# [Exercise instructions]
Go through the listing beneath this task and return every line that carries the string "خریدار".

[Stored data]

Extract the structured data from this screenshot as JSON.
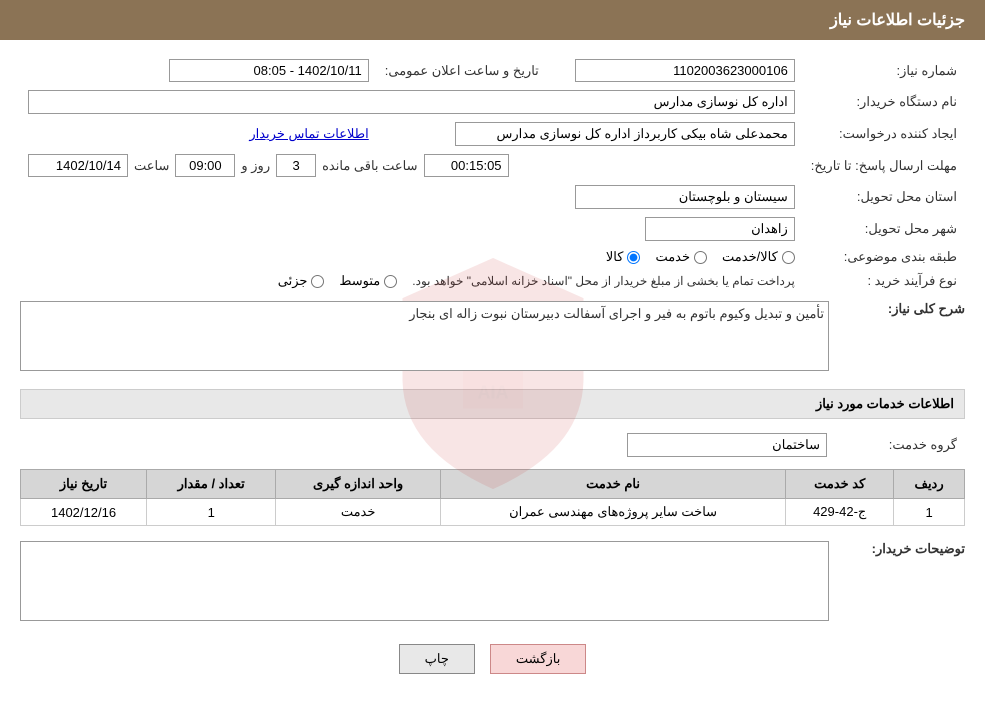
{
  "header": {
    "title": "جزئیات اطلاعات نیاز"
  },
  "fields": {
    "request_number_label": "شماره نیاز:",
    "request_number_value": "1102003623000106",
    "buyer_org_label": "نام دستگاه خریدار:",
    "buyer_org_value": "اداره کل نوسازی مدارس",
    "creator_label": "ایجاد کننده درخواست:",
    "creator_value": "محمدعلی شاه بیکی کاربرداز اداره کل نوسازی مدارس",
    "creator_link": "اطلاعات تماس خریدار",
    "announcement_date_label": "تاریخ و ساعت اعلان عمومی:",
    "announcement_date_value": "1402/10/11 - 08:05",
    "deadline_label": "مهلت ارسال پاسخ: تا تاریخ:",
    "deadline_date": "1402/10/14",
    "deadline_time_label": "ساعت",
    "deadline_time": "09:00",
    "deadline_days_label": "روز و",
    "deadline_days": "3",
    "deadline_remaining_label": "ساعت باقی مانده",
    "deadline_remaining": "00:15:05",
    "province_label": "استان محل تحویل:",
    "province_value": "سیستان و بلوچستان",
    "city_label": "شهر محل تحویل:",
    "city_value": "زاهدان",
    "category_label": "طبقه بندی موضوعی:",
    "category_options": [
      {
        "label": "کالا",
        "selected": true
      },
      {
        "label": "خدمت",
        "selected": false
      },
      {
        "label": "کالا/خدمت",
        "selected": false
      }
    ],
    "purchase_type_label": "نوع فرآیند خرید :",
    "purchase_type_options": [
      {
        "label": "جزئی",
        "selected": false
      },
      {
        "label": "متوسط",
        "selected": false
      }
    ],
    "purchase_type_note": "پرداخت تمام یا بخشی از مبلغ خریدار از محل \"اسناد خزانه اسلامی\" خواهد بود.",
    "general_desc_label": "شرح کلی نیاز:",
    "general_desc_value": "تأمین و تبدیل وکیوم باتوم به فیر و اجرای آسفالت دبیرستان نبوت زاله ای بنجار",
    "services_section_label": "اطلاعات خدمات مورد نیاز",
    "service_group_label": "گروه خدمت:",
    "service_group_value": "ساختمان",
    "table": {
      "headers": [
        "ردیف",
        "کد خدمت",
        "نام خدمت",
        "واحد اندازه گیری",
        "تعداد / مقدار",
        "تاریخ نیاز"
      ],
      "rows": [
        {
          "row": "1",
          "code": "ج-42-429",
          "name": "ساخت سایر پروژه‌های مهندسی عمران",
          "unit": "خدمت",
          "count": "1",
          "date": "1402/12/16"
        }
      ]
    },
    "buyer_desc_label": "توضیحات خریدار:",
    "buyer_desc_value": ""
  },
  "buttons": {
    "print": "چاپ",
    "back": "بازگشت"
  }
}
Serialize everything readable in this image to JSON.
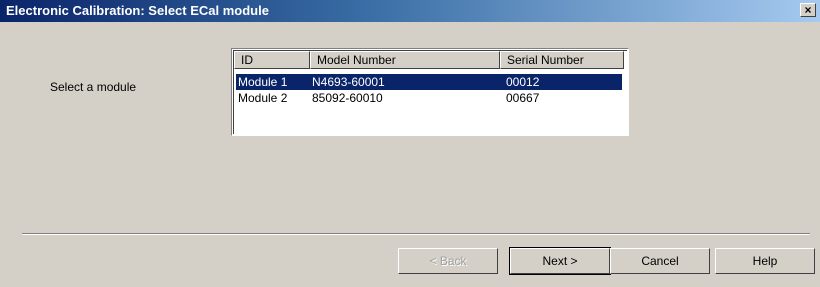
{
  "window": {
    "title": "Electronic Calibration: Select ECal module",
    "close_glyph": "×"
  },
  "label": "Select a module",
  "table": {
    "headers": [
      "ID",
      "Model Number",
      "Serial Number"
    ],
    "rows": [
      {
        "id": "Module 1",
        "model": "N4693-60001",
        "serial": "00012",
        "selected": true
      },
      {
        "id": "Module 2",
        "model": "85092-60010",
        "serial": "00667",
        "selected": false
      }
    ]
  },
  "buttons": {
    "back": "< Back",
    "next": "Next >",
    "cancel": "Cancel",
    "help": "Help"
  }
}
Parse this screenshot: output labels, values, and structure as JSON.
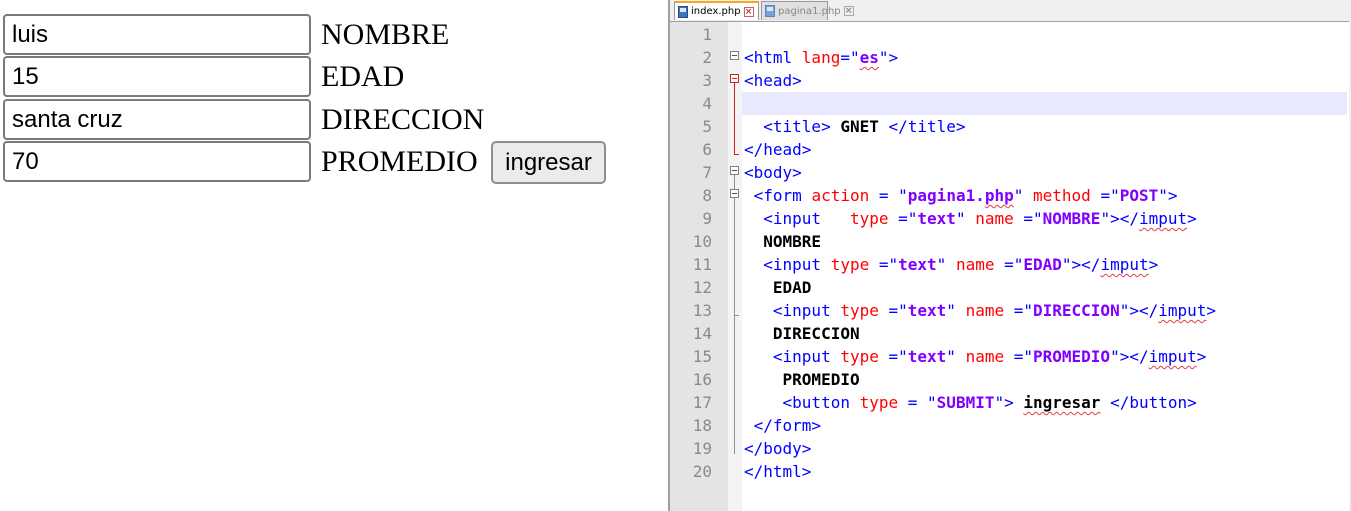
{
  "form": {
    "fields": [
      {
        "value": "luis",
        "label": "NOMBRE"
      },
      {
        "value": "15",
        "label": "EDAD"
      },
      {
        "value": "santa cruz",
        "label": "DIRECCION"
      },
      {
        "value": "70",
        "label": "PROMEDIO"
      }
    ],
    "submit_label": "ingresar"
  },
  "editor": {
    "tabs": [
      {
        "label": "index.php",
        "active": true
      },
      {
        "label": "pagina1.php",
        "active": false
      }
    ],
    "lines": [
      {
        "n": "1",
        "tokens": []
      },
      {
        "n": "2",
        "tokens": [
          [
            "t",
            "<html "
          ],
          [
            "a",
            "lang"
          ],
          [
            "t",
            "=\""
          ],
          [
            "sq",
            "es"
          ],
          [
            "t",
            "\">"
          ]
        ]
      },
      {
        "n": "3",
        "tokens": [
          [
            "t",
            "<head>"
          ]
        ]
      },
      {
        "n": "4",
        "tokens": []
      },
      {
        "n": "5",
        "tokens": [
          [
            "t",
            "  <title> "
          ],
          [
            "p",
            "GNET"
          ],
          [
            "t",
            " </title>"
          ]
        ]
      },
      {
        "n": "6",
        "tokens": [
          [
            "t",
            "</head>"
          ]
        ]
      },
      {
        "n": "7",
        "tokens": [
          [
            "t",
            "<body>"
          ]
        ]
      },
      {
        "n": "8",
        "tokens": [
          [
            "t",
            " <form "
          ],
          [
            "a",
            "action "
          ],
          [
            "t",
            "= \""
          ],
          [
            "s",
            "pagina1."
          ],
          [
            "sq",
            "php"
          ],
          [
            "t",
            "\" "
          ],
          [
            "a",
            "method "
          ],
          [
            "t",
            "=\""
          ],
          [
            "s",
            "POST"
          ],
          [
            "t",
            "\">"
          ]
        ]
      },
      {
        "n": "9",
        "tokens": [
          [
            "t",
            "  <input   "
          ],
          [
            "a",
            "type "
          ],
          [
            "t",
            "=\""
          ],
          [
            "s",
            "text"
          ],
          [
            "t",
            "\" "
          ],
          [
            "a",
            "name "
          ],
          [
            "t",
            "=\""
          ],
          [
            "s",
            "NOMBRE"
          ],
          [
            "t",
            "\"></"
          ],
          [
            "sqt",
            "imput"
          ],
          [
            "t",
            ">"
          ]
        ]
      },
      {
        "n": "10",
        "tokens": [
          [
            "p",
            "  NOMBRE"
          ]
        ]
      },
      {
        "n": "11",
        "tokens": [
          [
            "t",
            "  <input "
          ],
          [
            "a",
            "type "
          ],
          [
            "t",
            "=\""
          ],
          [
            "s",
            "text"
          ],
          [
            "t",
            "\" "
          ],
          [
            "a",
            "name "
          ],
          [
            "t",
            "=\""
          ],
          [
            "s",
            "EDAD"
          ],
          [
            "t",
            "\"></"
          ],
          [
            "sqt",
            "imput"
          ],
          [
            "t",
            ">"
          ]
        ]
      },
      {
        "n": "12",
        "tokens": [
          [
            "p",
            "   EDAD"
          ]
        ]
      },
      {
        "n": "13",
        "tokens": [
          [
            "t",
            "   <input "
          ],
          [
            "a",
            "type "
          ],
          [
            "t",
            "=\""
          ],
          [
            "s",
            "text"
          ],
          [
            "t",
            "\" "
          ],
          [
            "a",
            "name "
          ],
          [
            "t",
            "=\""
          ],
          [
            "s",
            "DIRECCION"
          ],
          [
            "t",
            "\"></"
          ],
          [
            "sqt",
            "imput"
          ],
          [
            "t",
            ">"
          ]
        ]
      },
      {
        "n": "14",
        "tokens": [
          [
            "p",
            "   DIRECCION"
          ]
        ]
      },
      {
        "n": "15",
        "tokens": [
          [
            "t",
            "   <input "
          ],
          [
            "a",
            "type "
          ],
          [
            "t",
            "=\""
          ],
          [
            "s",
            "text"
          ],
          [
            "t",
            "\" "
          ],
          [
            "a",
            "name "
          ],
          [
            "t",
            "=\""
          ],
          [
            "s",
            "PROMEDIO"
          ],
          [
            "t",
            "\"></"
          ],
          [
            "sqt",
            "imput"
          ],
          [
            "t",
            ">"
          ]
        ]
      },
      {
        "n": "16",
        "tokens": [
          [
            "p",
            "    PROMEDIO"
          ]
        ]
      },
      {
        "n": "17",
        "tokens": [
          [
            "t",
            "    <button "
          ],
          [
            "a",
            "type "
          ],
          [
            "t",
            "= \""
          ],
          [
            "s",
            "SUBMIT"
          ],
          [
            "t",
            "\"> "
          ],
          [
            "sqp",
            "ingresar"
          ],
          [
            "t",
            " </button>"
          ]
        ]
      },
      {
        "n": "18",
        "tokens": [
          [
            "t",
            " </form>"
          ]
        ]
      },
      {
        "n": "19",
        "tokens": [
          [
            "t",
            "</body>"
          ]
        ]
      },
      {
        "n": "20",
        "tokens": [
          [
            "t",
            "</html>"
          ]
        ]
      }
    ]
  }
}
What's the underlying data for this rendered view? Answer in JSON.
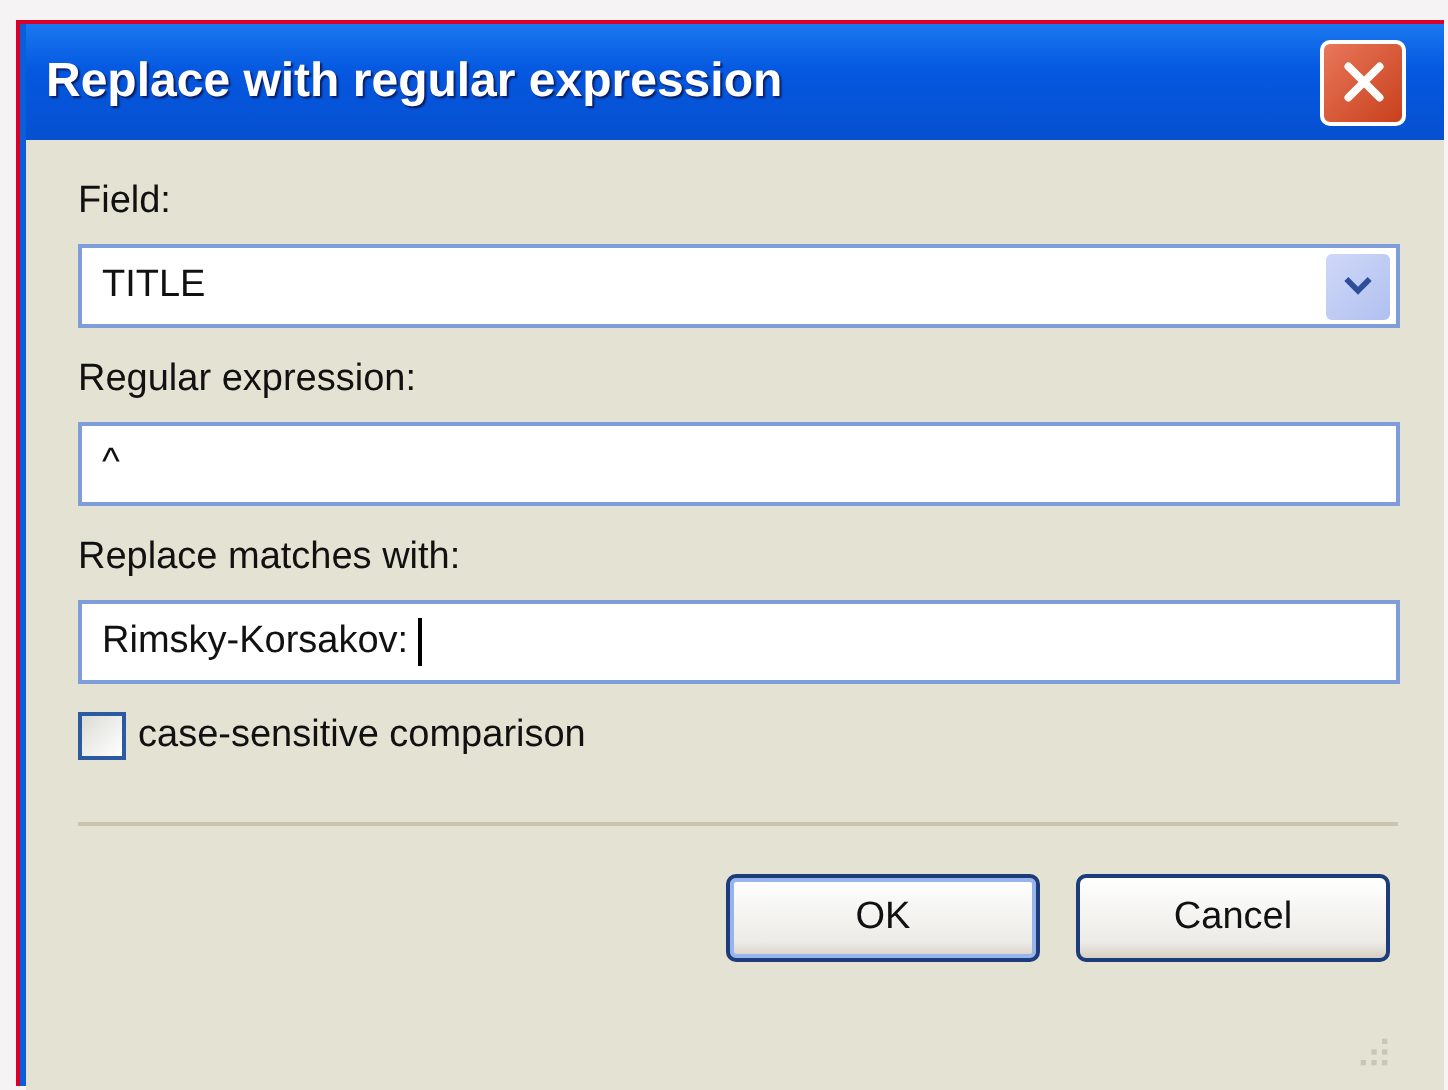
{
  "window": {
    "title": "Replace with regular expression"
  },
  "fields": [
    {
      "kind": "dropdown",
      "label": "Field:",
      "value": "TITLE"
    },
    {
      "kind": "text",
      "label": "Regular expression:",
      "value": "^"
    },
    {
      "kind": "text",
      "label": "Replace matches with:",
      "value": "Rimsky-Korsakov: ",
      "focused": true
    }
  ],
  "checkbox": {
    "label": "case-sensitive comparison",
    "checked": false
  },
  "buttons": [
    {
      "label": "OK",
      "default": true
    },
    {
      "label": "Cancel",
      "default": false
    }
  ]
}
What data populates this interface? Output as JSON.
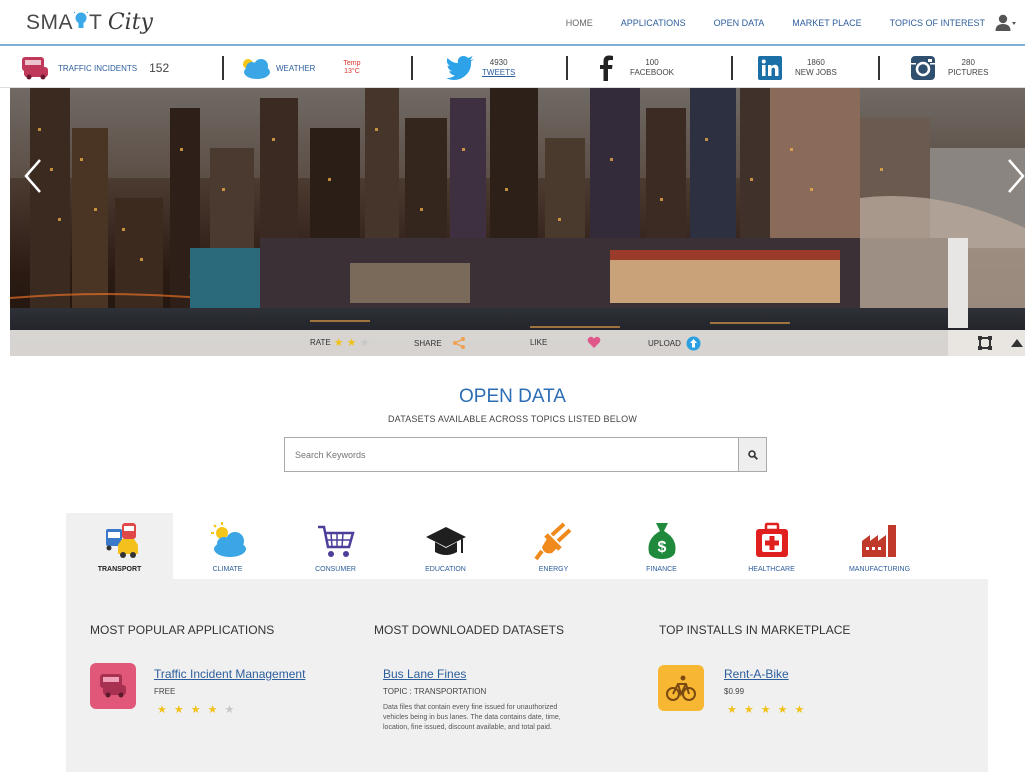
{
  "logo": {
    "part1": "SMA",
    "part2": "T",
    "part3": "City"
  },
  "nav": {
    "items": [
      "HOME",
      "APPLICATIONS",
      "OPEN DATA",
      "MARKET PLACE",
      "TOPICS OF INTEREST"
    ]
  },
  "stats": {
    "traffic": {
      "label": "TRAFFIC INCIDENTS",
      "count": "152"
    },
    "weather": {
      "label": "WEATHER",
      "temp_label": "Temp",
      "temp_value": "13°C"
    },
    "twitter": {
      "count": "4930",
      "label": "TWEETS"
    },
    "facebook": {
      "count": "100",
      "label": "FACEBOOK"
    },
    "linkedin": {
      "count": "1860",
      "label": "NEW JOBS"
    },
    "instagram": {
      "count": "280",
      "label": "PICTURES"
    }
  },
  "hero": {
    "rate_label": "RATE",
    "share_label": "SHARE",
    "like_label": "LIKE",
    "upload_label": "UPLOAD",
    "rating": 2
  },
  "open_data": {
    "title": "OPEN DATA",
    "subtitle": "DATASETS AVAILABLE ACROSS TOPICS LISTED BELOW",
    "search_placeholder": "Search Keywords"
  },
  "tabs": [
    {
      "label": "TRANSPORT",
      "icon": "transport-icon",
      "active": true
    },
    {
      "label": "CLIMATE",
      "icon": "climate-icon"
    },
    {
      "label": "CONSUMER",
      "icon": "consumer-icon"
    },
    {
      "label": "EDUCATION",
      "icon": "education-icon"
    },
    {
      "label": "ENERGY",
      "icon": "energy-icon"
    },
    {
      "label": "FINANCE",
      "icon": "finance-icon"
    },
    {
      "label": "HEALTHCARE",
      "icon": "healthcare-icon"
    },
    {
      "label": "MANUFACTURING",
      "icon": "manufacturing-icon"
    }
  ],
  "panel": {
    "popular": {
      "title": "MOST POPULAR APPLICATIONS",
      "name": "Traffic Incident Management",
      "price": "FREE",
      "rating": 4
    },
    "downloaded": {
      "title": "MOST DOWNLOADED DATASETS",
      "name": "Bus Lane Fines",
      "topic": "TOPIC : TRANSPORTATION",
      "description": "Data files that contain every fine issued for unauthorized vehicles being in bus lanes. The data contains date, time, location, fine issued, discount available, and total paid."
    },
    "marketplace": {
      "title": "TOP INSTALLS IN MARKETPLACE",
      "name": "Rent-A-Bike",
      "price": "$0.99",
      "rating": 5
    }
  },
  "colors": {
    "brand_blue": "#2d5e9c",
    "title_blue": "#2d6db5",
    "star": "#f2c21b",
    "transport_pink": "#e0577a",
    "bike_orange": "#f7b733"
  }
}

# [The output]
    "buyer_org_label": "نام دستگاه خریدار:",
    "creator_link": "اطلاعات تماس خریدار",
    "purchase_type_note": "پرداخت تمام یا بخشی از مبلغ خریدار از محل \"اسناد خزانه اسلامی\" خواهد بود.",
    "buyer_desc_label": "توضیحات خریدار:",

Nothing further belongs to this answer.